Locate the word "pull" in the entries below, then gather every line that holds it.

++++++++++

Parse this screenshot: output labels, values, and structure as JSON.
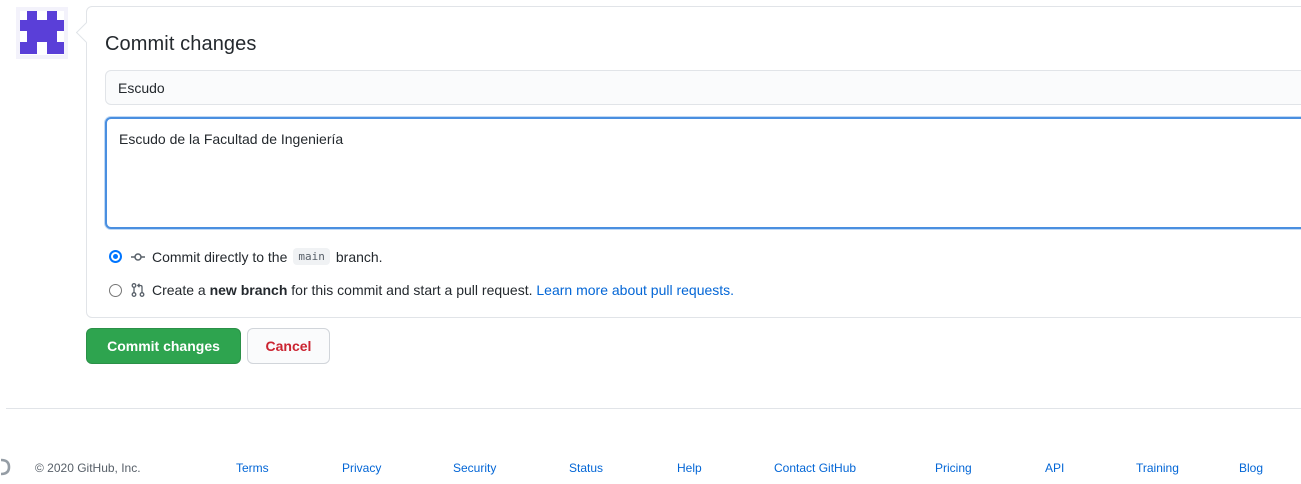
{
  "commit_form": {
    "title": "Commit changes",
    "summary_value": "Escudo",
    "description_value": "Escudo de la Facultad de Ingeniería",
    "option_direct": {
      "prefix": "Commit directly to the",
      "branch": "main",
      "suffix": "branch.",
      "icon": "git-commit-icon",
      "selected": true
    },
    "option_new_branch": {
      "prefix": "Create a",
      "bold": "new branch",
      "middle": "for this commit and start a pull request.",
      "link": "Learn more about pull requests.",
      "icon": "git-pull-request-icon",
      "selected": false
    },
    "commit_button": "Commit changes",
    "cancel_button": "Cancel"
  },
  "footer": {
    "copyright": "© 2020 GitHub, Inc.",
    "links": [
      "Terms",
      "Privacy",
      "Security",
      "Status",
      "Help",
      "Contact GitHub",
      "Pricing",
      "API",
      "Training",
      "Blog"
    ]
  },
  "colors": {
    "primary_button": "#2ea44f",
    "danger_text": "#cb2431",
    "link": "#0366d6",
    "focus_border": "#4a8fe0",
    "avatar": "#5a3fd8"
  }
}
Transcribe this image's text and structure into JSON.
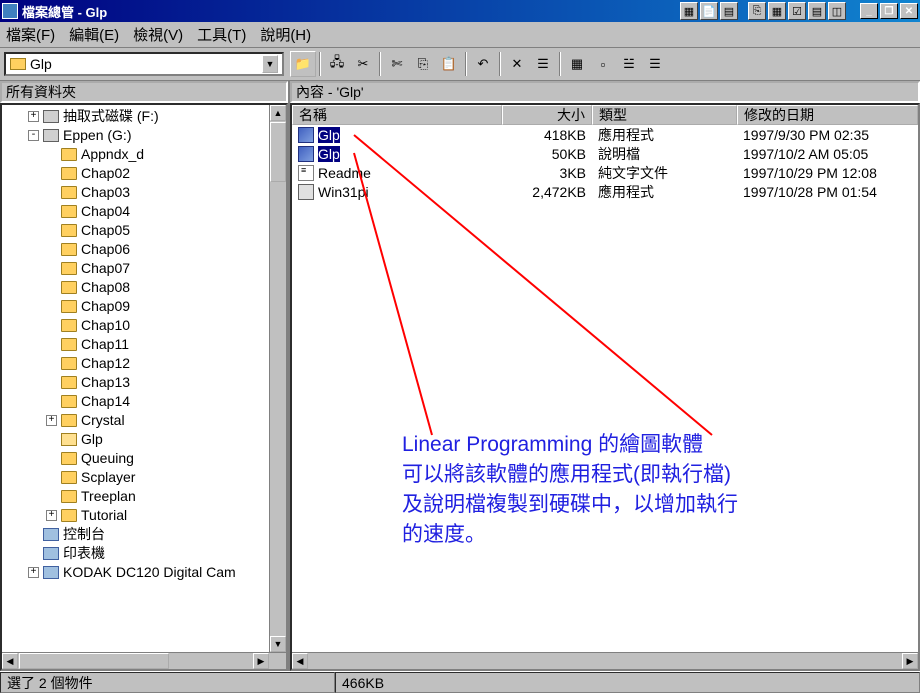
{
  "window": {
    "title": "檔案總管 - Glp"
  },
  "menu": {
    "file": "檔案(F)",
    "edit": "編輯(E)",
    "view": "檢視(V)",
    "tools": "工具(T)",
    "help": "說明(H)"
  },
  "path": {
    "current": "Glp"
  },
  "panes": {
    "left_header": "所有資料夾",
    "right_header": "內容 - 'Glp'"
  },
  "tree": [
    {
      "level": 1,
      "exp": "+",
      "icon": "drive",
      "label": "抽取式磁碟 (F:)"
    },
    {
      "level": 1,
      "exp": "-",
      "icon": "drive",
      "label": "Eppen (G:)"
    },
    {
      "level": 2,
      "exp": "",
      "icon": "folder",
      "label": "Appndx_d"
    },
    {
      "level": 2,
      "exp": "",
      "icon": "folder",
      "label": "Chap02"
    },
    {
      "level": 2,
      "exp": "",
      "icon": "folder",
      "label": "Chap03"
    },
    {
      "level": 2,
      "exp": "",
      "icon": "folder",
      "label": "Chap04"
    },
    {
      "level": 2,
      "exp": "",
      "icon": "folder",
      "label": "Chap05"
    },
    {
      "level": 2,
      "exp": "",
      "icon": "folder",
      "label": "Chap06"
    },
    {
      "level": 2,
      "exp": "",
      "icon": "folder",
      "label": "Chap07"
    },
    {
      "level": 2,
      "exp": "",
      "icon": "folder",
      "label": "Chap08"
    },
    {
      "level": 2,
      "exp": "",
      "icon": "folder",
      "label": "Chap09"
    },
    {
      "level": 2,
      "exp": "",
      "icon": "folder",
      "label": "Chap10"
    },
    {
      "level": 2,
      "exp": "",
      "icon": "folder",
      "label": "Chap11"
    },
    {
      "level": 2,
      "exp": "",
      "icon": "folder",
      "label": "Chap12"
    },
    {
      "level": 2,
      "exp": "",
      "icon": "folder",
      "label": "Chap13"
    },
    {
      "level": 2,
      "exp": "",
      "icon": "folder",
      "label": "Chap14"
    },
    {
      "level": 2,
      "exp": "+",
      "icon": "folder",
      "label": "Crystal"
    },
    {
      "level": 2,
      "exp": "",
      "icon": "folder-open",
      "label": "Glp"
    },
    {
      "level": 2,
      "exp": "",
      "icon": "folder",
      "label": "Queuing"
    },
    {
      "level": 2,
      "exp": "",
      "icon": "folder",
      "label": "Scplayer"
    },
    {
      "level": 2,
      "exp": "",
      "icon": "folder",
      "label": "Treeplan"
    },
    {
      "level": 2,
      "exp": "+",
      "icon": "folder",
      "label": "Tutorial"
    },
    {
      "level": 1,
      "exp": "",
      "icon": "device",
      "label": "控制台"
    },
    {
      "level": 1,
      "exp": "",
      "icon": "device",
      "label": "印表機"
    },
    {
      "level": 1,
      "exp": "+",
      "icon": "device",
      "label": "KODAK DC120 Digital Cam"
    }
  ],
  "columns": {
    "name": "名稱",
    "size": "大小",
    "type": "類型",
    "modified": "修改的日期"
  },
  "files": [
    {
      "icon": "exe",
      "name": "Glp",
      "size": "418KB",
      "type": "應用程式",
      "date": "1997/9/30 PM 02:35",
      "selected": true
    },
    {
      "icon": "exe",
      "name": "Glp",
      "size": "50KB",
      "type": "說明檔",
      "date": "1997/10/2 AM 05:05",
      "selected": true
    },
    {
      "icon": "txt",
      "name": "Readme",
      "size": "3KB",
      "type": "純文字文件",
      "date": "1997/10/29 PM 12:08",
      "selected": false
    },
    {
      "icon": "app",
      "name": "Win31pi",
      "size": "2,472KB",
      "type": "應用程式",
      "date": "1997/10/28 PM 01:54",
      "selected": false
    }
  ],
  "status": {
    "selection": "選了 2 個物件",
    "size": "466KB"
  },
  "annotation": {
    "line1": "Linear Programming 的繪圖軟體",
    "line2": "可以將該軟體的應用程式(即執行檔)",
    "line3": "及說明檔複製到硬碟中，以增加執行",
    "line4": "的速度。"
  }
}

++++++++++

→ Result for this task
      "middle": "for this commit and start a pull request.",
      "link": "Learn more about pull requests.",
      "icon": "git-pull-request-icon",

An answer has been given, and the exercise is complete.